Extracted data entries
######

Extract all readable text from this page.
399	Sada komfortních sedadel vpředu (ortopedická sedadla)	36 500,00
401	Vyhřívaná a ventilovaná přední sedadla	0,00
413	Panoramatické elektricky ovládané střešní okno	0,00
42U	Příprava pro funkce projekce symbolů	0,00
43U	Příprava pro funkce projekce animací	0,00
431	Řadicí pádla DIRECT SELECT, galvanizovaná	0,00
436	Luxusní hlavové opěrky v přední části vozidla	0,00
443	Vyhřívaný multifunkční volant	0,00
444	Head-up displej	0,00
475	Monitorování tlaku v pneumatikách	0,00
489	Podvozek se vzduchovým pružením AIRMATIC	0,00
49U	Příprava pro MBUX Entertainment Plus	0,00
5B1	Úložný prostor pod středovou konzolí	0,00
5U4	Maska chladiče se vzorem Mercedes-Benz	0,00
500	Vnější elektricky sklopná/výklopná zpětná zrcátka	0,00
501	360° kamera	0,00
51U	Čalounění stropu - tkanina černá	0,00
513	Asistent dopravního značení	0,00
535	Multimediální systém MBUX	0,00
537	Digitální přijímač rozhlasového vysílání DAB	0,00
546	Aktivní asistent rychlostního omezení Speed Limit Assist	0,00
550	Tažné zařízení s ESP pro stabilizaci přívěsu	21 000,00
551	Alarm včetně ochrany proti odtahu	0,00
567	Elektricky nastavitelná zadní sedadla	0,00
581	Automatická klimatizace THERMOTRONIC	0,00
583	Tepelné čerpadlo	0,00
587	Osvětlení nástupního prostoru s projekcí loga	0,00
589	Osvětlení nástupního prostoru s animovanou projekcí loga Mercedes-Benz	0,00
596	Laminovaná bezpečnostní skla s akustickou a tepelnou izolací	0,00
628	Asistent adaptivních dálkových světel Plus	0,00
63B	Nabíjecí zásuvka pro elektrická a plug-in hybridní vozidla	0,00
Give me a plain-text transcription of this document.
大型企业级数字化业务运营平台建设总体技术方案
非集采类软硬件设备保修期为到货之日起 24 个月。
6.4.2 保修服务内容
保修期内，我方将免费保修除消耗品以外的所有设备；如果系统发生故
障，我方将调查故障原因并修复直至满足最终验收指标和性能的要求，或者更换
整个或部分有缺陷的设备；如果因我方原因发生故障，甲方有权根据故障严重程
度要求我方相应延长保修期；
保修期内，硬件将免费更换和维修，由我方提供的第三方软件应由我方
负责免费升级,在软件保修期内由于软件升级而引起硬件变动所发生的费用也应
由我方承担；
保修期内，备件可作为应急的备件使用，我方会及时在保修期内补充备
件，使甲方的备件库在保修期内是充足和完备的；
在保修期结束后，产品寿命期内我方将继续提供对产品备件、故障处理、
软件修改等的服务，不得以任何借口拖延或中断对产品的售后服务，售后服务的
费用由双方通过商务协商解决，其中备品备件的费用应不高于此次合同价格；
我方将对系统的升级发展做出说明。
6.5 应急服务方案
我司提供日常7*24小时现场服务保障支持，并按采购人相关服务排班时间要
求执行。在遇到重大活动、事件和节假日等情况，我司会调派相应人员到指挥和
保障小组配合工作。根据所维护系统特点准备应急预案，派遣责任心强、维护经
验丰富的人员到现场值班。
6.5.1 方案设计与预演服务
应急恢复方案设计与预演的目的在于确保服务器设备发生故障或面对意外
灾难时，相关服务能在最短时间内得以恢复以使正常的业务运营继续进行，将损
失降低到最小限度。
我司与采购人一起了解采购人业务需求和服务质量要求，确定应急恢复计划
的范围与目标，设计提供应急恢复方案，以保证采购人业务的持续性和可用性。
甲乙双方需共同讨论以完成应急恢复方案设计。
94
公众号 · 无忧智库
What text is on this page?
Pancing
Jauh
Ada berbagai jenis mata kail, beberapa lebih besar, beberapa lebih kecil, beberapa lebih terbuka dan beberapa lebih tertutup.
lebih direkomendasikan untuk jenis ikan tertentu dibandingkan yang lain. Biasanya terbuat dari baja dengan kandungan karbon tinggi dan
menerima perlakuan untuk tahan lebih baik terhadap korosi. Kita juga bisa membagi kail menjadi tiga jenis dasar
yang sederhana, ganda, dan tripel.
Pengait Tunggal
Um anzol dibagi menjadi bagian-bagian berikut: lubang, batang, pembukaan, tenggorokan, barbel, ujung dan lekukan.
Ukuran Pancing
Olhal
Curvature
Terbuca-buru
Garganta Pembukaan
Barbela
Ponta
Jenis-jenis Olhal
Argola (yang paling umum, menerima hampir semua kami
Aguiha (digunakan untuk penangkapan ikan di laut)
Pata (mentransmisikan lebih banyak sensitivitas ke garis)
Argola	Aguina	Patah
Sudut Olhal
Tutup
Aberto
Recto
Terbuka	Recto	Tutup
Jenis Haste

######

▶ DIRECTION
Scan the records for the string "Benz". Copy each line in which it appears.

▶ WRITTEN SOLUTION
5U4	Maska chladiče se vzorem Mercedes-Benz	0,00
589	Osvětlení nástupního prostoru s animovanou projekcí loga Mercedes-Benz	0,00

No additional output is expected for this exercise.